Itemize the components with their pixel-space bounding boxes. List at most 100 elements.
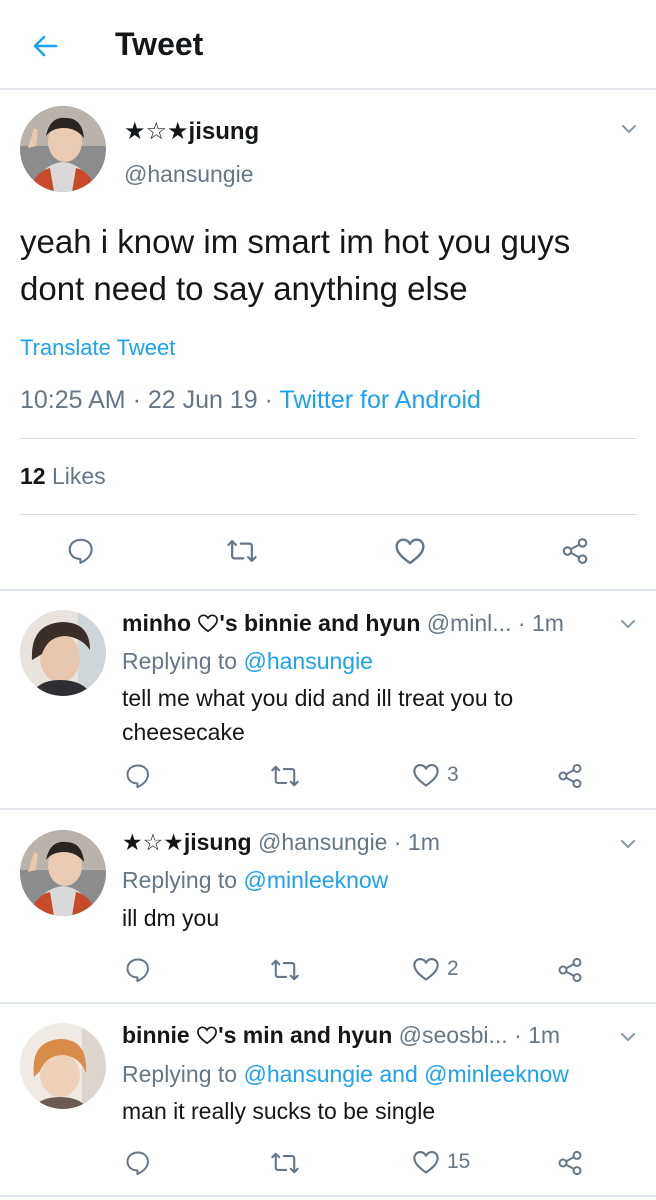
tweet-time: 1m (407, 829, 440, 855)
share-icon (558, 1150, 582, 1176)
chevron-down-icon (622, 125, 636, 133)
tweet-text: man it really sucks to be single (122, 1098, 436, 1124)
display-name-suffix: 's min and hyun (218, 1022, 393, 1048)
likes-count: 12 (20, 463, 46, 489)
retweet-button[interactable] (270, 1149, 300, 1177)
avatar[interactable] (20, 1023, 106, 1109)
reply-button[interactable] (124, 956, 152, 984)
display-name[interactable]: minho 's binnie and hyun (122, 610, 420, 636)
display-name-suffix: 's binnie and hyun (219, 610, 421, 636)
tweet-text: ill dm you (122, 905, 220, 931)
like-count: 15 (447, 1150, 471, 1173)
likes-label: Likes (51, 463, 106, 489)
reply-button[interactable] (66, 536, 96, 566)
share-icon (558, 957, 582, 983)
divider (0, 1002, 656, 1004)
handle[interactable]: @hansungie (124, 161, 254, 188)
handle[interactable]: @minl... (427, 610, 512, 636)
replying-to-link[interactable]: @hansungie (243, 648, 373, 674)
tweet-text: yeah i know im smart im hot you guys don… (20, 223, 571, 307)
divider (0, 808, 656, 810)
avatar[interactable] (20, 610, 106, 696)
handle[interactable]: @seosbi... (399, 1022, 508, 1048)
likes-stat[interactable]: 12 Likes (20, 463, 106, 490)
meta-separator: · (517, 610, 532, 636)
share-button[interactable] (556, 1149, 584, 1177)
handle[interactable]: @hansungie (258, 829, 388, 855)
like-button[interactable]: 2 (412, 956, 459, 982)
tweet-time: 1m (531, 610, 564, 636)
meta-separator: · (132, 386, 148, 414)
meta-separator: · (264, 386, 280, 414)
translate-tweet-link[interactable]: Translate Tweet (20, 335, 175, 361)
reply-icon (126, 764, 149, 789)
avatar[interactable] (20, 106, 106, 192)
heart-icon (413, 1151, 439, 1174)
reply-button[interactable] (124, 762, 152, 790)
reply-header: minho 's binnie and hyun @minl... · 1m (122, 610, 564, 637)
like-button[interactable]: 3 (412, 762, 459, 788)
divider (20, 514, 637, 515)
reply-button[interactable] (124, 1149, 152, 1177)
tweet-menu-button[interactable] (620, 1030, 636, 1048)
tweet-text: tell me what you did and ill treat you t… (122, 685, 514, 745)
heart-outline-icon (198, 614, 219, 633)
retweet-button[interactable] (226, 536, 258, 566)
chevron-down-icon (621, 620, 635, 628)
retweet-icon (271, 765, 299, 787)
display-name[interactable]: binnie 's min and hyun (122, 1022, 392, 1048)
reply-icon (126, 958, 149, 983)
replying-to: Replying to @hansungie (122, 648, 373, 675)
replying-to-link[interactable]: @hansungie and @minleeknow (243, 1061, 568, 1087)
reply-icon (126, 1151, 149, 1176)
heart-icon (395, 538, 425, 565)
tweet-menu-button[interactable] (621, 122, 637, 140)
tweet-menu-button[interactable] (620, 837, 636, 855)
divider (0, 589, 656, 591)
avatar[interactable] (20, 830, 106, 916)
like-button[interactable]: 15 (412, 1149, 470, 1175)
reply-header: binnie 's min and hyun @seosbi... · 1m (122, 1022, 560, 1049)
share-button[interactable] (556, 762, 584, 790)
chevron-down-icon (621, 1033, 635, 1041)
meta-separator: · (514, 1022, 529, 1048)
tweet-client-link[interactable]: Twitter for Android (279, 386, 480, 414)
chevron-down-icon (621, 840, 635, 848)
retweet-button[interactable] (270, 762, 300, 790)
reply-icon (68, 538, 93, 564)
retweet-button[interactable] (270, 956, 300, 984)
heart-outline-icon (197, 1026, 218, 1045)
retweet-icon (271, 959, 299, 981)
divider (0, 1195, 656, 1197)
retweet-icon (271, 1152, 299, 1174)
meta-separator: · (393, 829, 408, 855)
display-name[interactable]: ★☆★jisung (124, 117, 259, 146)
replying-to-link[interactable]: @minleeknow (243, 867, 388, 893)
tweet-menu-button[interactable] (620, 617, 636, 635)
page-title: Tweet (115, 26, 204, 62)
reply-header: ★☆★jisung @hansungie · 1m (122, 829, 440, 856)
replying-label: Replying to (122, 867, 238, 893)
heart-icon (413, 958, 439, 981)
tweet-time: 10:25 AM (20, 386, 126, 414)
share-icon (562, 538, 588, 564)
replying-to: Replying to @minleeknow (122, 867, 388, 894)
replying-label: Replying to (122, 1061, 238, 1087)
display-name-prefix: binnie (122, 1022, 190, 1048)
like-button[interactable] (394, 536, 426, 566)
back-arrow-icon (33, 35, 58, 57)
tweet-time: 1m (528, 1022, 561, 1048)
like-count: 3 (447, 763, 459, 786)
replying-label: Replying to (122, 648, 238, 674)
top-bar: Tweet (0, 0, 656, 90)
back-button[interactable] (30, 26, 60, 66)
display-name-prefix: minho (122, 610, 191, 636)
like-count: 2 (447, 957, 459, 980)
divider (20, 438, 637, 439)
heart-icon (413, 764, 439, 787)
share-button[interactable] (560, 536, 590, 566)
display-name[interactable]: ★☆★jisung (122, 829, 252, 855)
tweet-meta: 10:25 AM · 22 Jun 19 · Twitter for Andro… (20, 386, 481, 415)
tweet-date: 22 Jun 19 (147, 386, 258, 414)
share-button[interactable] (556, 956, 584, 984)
----
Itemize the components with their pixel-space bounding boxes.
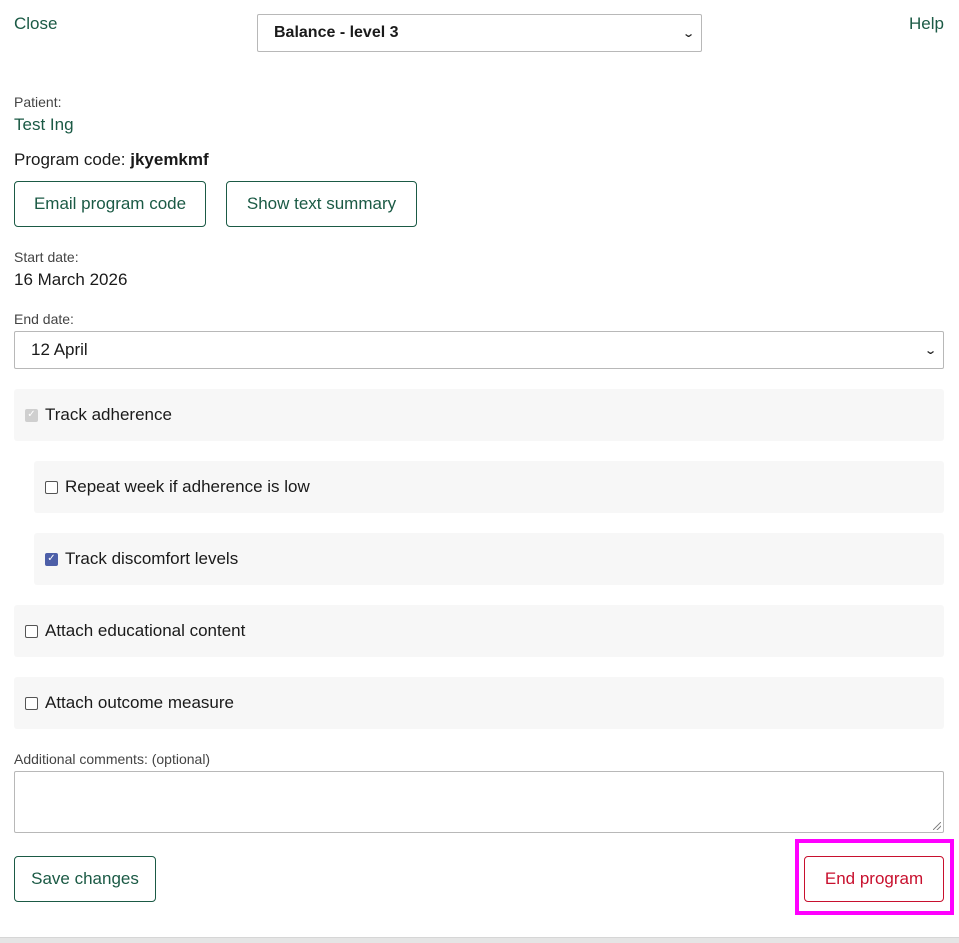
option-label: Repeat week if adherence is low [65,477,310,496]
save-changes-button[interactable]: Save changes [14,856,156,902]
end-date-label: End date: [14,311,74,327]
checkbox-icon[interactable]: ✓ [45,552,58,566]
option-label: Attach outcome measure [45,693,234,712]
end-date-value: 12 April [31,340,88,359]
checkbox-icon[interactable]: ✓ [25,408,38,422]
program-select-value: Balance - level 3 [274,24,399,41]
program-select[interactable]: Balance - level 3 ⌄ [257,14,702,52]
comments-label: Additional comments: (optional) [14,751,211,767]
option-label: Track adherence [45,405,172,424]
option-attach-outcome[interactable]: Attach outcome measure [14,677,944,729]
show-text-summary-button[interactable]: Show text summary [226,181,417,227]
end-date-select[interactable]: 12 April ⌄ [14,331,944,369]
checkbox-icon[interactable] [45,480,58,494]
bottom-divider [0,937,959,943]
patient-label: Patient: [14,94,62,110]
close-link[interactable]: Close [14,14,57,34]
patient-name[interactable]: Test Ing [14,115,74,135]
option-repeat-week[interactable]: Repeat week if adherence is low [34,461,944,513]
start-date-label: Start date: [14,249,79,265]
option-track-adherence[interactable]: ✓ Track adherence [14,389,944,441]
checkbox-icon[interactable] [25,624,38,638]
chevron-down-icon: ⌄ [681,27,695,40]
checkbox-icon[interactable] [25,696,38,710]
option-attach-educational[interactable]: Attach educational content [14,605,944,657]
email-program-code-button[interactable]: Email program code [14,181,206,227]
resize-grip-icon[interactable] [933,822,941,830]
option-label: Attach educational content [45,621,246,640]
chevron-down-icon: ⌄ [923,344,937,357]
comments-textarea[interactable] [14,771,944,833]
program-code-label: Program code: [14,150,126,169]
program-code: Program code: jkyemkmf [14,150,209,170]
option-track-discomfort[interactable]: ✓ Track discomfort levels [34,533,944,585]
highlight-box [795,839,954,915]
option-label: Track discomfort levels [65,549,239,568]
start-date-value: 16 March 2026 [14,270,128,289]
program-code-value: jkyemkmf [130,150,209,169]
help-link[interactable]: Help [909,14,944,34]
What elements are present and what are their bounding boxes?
----
Reproduce verbatim the part of the listing that opens with the line containing "tweet-time: 1m (407, 829, 440, 855)" and closes with the line containing "handle[interactable]: @hansungie (124, 161, 254, 188)", both of those lines included.

» Finished answer:
tweet-time: 1m (407, 829, 440, 855)
share-icon (558, 1150, 582, 1176)
chevron-down-icon (622, 125, 636, 133)
tweet-text: man it really sucks to be single (122, 1098, 436, 1124)
display-name-suffix: 's min and hyun (218, 1022, 393, 1048)
likes-count: 12 (20, 463, 46, 489)
retweet-button[interactable] (270, 1149, 300, 1177)
avatar[interactable] (20, 1023, 106, 1109)
reply-button[interactable] (124, 956, 152, 984)
display-name[interactable]: minho 's binnie and hyun (122, 610, 420, 636)
display-name-suffix: 's binnie and hyun (219, 610, 421, 636)
tweet-text: ill dm you (122, 905, 220, 931)
like-count: 15 (447, 1150, 471, 1173)
likes-label: Likes (51, 463, 106, 489)
reply-button[interactable] (66, 536, 96, 566)
share-icon (558, 957, 582, 983)
divider (0, 1002, 656, 1004)
handle[interactable]: @hansungie (124, 161, 254, 188)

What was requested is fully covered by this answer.